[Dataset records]
■ ■ ■ ■ ■ ■ ■

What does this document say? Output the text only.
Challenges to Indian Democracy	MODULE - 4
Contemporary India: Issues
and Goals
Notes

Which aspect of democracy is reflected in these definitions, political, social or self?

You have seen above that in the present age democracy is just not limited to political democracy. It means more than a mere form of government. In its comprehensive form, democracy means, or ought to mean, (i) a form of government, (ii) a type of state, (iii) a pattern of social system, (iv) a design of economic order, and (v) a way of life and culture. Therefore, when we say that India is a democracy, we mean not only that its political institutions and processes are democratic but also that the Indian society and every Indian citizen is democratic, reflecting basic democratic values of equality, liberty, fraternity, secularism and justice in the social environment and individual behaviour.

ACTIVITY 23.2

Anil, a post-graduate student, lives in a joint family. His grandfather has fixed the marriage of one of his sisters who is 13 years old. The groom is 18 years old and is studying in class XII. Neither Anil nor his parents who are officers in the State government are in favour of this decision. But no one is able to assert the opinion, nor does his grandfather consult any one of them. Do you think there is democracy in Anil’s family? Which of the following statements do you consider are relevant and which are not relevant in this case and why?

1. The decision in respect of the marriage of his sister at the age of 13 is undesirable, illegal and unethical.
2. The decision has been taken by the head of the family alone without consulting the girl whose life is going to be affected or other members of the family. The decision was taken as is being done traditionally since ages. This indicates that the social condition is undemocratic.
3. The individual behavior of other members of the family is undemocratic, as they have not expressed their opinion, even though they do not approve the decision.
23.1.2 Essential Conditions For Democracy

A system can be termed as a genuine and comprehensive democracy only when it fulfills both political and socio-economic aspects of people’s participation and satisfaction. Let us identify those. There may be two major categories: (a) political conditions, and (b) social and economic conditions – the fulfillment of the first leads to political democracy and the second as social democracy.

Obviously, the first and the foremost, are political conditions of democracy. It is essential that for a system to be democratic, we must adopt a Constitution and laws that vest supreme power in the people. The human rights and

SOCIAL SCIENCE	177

■ ■ ■ ■ ■ ■ ■

#### [Exercise description]
Find every line containing the word "have", then give the total and nothing more.

#### [Complete response]
2